Work to be completed
Omit any picture, and return the remaining data exactly as written.

Available data
--- Start ---

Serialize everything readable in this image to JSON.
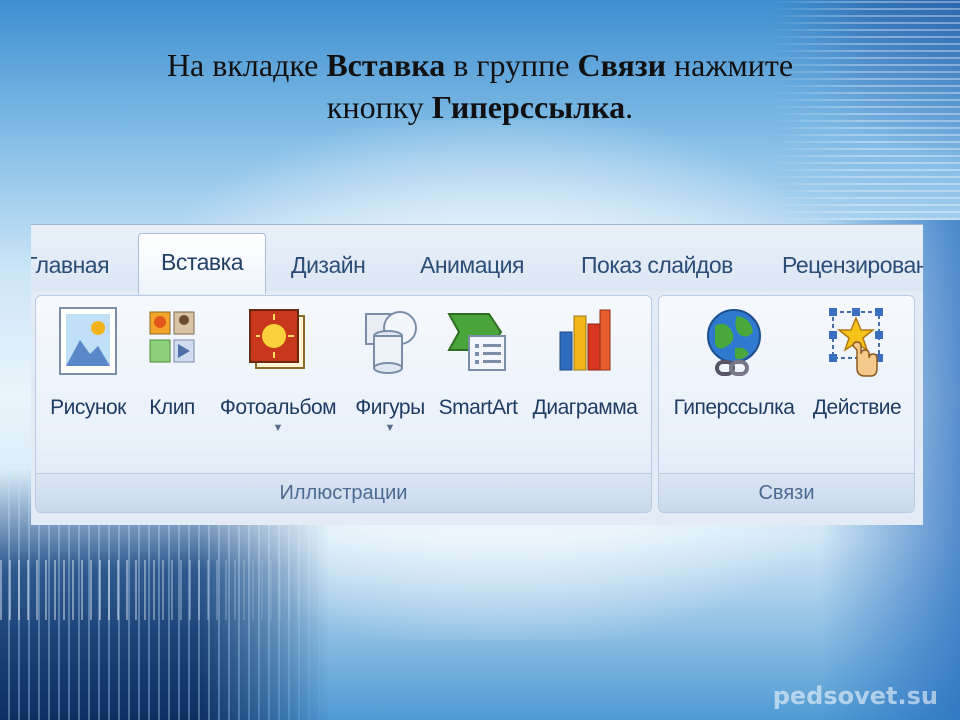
{
  "heading": {
    "line1_prefix": "На вкладке ",
    "tab_name": "Вставка",
    "line1_middle": " в группе ",
    "group_name": "Связи",
    "line1_suffix": " нажмите",
    "line2_prefix": "кнопку ",
    "button_name": "Гиперссылка",
    "line2_suffix": "."
  },
  "ribbon": {
    "tabs": [
      "Главная",
      "Вставка",
      "Дизайн",
      "Анимация",
      "Показ слайдов",
      "Рецензирован"
    ],
    "active_tab": "Вставка",
    "groups": [
      {
        "label": "Иллюстрации",
        "buttons": [
          {
            "label": "Рисунок",
            "icon": "picture-icon"
          },
          {
            "label": "Клип",
            "icon": "clipart-icon"
          },
          {
            "label": "Фотоальбом",
            "icon": "photo-album-icon",
            "dropdown": true
          },
          {
            "label": "Фигуры",
            "icon": "shapes-icon",
            "dropdown": true
          },
          {
            "label": "SmartArt",
            "icon": "smartart-icon"
          },
          {
            "label": "Диаграмма",
            "icon": "chart-icon"
          }
        ]
      },
      {
        "label": "Связи",
        "buttons": [
          {
            "label": "Гиперссылка",
            "icon": "hyperlink-globe-icon"
          },
          {
            "label": "Действие",
            "icon": "action-star-icon"
          }
        ]
      }
    ]
  },
  "watermark": "pedsovet.su",
  "colors": {
    "ribbon_text": "#1f3d63",
    "tab_text": "#2b4d78",
    "heading_text": "#111111"
  }
}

--- End ---

The answer
Serialize everything readable in this image to JSON.
{
  "heading": {
    "line1_prefix": "На вкладке ",
    "tab_name": "Вставка",
    "line1_middle": " в группе ",
    "group_name": "Связи",
    "line1_suffix": " нажмите",
    "line2_prefix": "кнопку ",
    "button_name": "Гиперссылка",
    "line2_suffix": "."
  },
  "ribbon": {
    "tabs": [
      "Главная",
      "Вставка",
      "Дизайн",
      "Анимация",
      "Показ слайдов",
      "Рецензирован"
    ],
    "active_tab": "Вставка",
    "groups": [
      {
        "label": "Иллюстрации",
        "buttons": [
          {
            "label": "Рисунок",
            "icon": "picture-icon"
          },
          {
            "label": "Клип",
            "icon": "clipart-icon"
          },
          {
            "label": "Фотоальбом",
            "icon": "photo-album-icon",
            "dropdown": true
          },
          {
            "label": "Фигуры",
            "icon": "shapes-icon",
            "dropdown": true
          },
          {
            "label": "SmartArt",
            "icon": "smartart-icon"
          },
          {
            "label": "Диаграмма",
            "icon": "chart-icon"
          }
        ]
      },
      {
        "label": "Связи",
        "buttons": [
          {
            "label": "Гиперссылка",
            "icon": "hyperlink-globe-icon"
          },
          {
            "label": "Действие",
            "icon": "action-star-icon"
          }
        ]
      }
    ]
  },
  "watermark": "pedsovet.su",
  "colors": {
    "ribbon_text": "#1f3d63",
    "tab_text": "#2b4d78",
    "heading_text": "#111111"
  }
}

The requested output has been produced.